— begin Data shown —

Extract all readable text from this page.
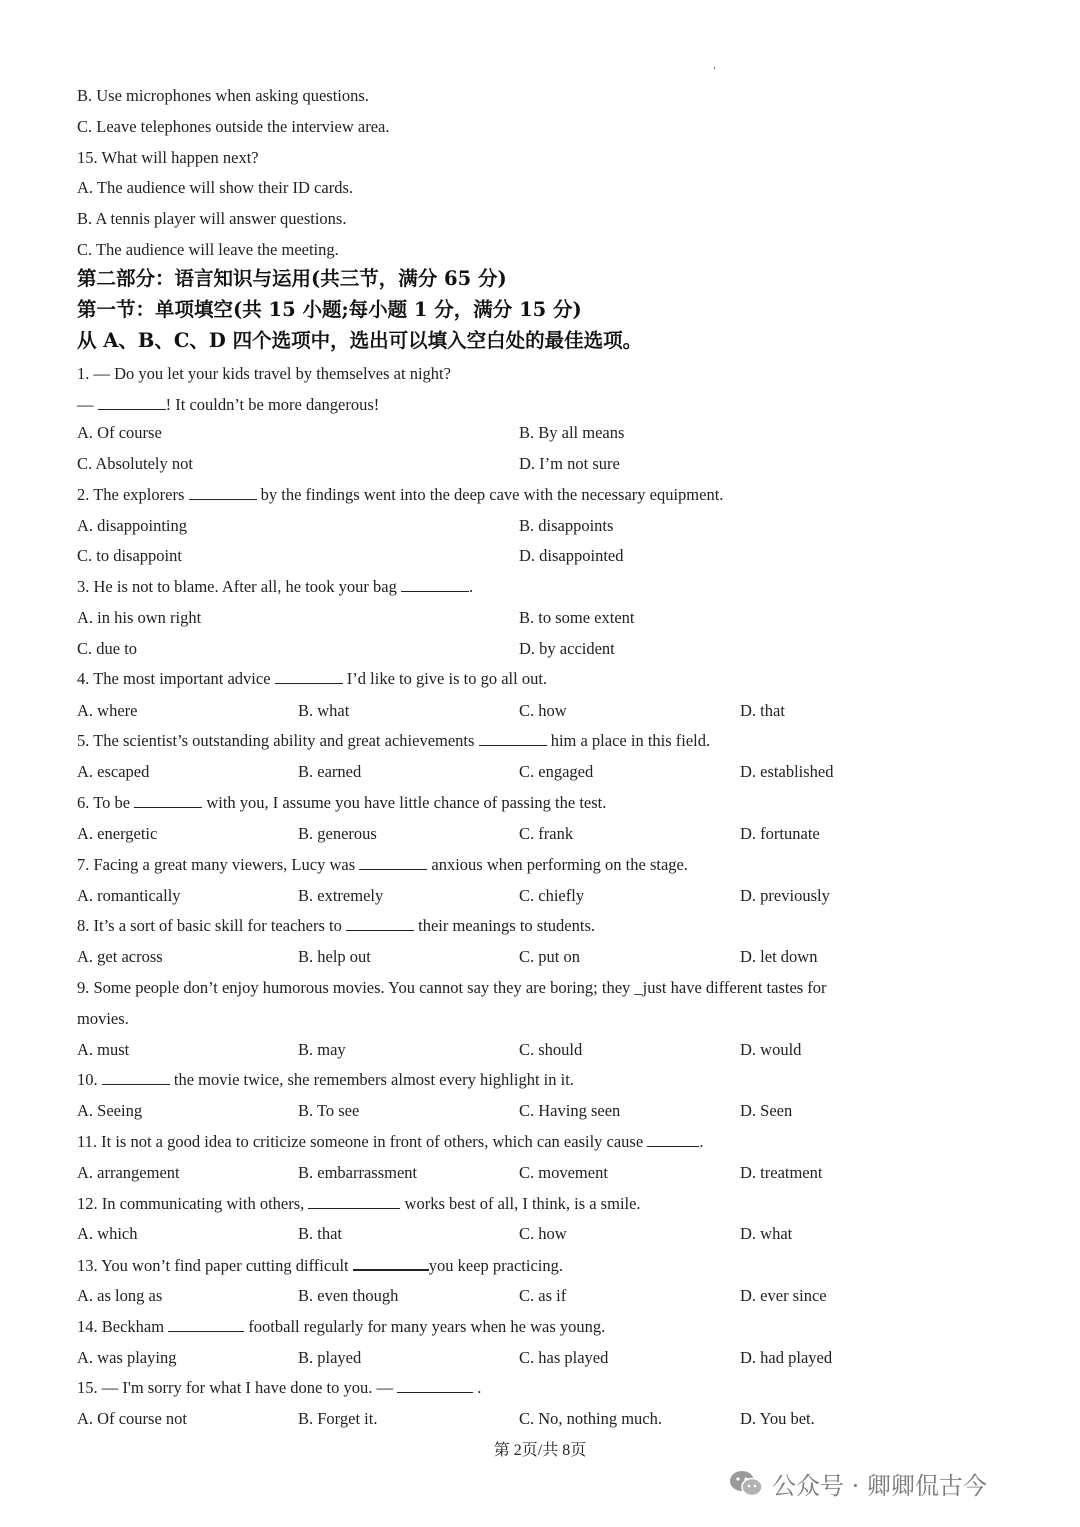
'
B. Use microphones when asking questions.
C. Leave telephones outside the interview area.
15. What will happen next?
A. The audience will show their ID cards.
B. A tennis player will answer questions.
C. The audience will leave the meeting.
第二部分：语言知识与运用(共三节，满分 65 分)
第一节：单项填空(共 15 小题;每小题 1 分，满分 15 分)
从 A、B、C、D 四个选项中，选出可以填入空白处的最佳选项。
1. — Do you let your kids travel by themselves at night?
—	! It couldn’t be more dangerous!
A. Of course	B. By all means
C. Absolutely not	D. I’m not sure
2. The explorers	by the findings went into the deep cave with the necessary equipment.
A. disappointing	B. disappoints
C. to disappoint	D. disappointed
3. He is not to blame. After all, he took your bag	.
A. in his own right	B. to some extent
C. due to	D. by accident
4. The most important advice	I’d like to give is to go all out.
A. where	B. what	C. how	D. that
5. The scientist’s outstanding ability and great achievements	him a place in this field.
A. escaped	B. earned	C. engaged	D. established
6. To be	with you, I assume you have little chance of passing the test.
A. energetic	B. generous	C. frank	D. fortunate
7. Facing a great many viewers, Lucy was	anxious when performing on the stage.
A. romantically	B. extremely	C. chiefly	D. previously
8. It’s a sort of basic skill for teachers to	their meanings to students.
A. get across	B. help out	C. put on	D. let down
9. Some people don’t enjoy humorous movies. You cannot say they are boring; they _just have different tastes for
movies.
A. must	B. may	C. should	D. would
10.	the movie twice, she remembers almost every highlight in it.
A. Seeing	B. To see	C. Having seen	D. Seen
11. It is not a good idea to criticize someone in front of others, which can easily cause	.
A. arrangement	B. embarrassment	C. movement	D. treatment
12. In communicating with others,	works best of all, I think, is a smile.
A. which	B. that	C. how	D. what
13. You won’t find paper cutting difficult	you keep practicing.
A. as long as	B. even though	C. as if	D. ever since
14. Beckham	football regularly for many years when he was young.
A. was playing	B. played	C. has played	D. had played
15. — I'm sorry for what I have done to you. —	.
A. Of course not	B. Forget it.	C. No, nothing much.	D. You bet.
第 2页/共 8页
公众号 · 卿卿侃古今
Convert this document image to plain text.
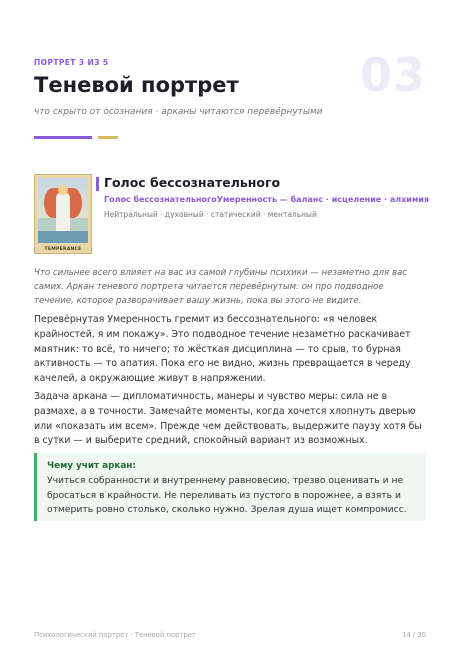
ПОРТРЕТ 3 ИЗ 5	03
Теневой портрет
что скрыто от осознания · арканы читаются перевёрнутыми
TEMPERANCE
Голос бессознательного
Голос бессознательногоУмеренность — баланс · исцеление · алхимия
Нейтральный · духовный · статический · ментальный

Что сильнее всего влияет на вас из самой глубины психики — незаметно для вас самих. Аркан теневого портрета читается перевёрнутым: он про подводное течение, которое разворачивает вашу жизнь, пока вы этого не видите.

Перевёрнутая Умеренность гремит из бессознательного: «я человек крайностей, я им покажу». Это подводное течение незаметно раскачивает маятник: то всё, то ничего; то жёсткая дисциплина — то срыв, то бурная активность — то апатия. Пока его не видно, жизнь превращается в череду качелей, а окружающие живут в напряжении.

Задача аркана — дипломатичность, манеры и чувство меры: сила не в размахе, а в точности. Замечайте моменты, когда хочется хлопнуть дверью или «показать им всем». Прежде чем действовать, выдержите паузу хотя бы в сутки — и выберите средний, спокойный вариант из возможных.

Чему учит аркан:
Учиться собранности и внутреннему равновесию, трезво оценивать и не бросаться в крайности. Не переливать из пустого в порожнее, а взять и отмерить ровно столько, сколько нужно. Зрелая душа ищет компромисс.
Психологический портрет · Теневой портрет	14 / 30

— end Data shown —

Description of the task
Write out the listing word for word, omitting the pictures it holds.

In response
Extract all readable text from this page.
'
B. Use microphones when asking questions.
C. Leave telephones outside the interview area.
15. What will happen next?
A. The audience will show their ID cards.
B. A tennis player will answer questions.
C. The audience will leave the meeting.
第二部分：语言知识与运用(共三节，满分 65 分)
第一节：单项填空(共 15 小题;每小题 1 分，满分 15 分)
从 A、B、C、D 四个选项中，选出可以填入空白处的最佳选项。
1. — Do you let your kids travel by themselves at night?
—	! It couldn’t be more dangerous!
A. Of course	B. By all means
C. Absolutely not	D. I’m not sure
2. The explorers	by the findings went into the deep cave with the necessary equipment.
A. disappointing	B. disappoints
C. to disappoint	D. disappointed
3. He is not to blame. After all, he took your bag	.
A. in his own right	B. to some extent
C. due to	D. by accident
4. The most important advice	I’d like to give is to go all out.
A. where	B. what	C. how	D. that
5. The scientist’s outstanding ability and great achievements	him a place in this field.
A. escaped	B. earned	C. engaged	D. established
6. To be	with you, I assume you have little chance of passing the test.
A. energetic	B. generous	C. frank	D. fortunate
7. Facing a great many viewers, Lucy was	anxious when performing on the stage.
A. romantically	B. extremely	C. chiefly	D. previously
8. It’s a sort of basic skill for teachers to	their meanings to students.
A. get across	B. help out	C. put on	D. let down
9. Some people don’t enjoy humorous movies. You cannot say they are boring; they _just have different tastes for
movies.
A. must	B. may	C. should	D. would
10.	the movie twice, she remembers almost every highlight in it.
A. Seeing	B. To see	C. Having seen	D. Seen
11. It is not a good idea to criticize someone in front of others, which can easily cause	.
A. arrangement	B. embarrassment	C. movement	D. treatment
12. In communicating with others,	works best of all, I think, is a smile.
A. which	B. that	C. how	D. what
13. You won’t find paper cutting difficult	you keep practicing.
A. as long as	B. even though	C. as if	D. ever since
14. Beckham	football regularly for many years when he was young.
A. was playing	B. played	C. has played	D. had played
15. — I'm sorry for what I have done to you. —	.
A. Of course not	B. Forget it.	C. No, nothing much.	D. You bet.
第 2页/共 8页
公众号 · 卿卿侃古今
Convert this document image to plain text.
ПОРТРЕТ 3 ИЗ 5	03
Теневой портрет
что скрыто от осознания · арканы читаются перевёрнутыми
TEMPERANCE
Голос бессознательного
Голос бессознательногоУмеренность — баланс · исцеление · алхимия
Нейтральный · духовный · статический · ментальный

Что сильнее всего влияет на вас из самой глубины психики — незаметно для вас самих. Аркан теневого портрета читается перевёрнутым: он про подводное течение, которое разворачивает вашу жизнь, пока вы этого не видите.

Перевёрнутая Умеренность гремит из бессознательного: «я человек крайностей, я им покажу». Это подводное течение незаметно раскачивает маятник: то всё, то ничего; то жёсткая дисциплина — то срыв, то бурная активность — то апатия. Пока его не видно, жизнь превращается в череду качелей, а окружающие живут в напряжении.

Задача аркана — дипломатичность, манеры и чувство меры: сила не в размахе, а в точности. Замечайте моменты, когда хочется хлопнуть дверью или «показать им всем». Прежде чем действовать, выдержите паузу хотя бы в сутки — и выберите средний, спокойный вариант из возможных.

Чему учит аркан:
Учиться собранности и внутреннему равновесию, трезво оценивать и не бросаться в крайности. Не переливать из пустого в порожнее, а взять и отмерить ровно столько, сколько нужно. Зрелая душа ищет компромисс.
Психологический портрет · Теневой портрет	14 / 30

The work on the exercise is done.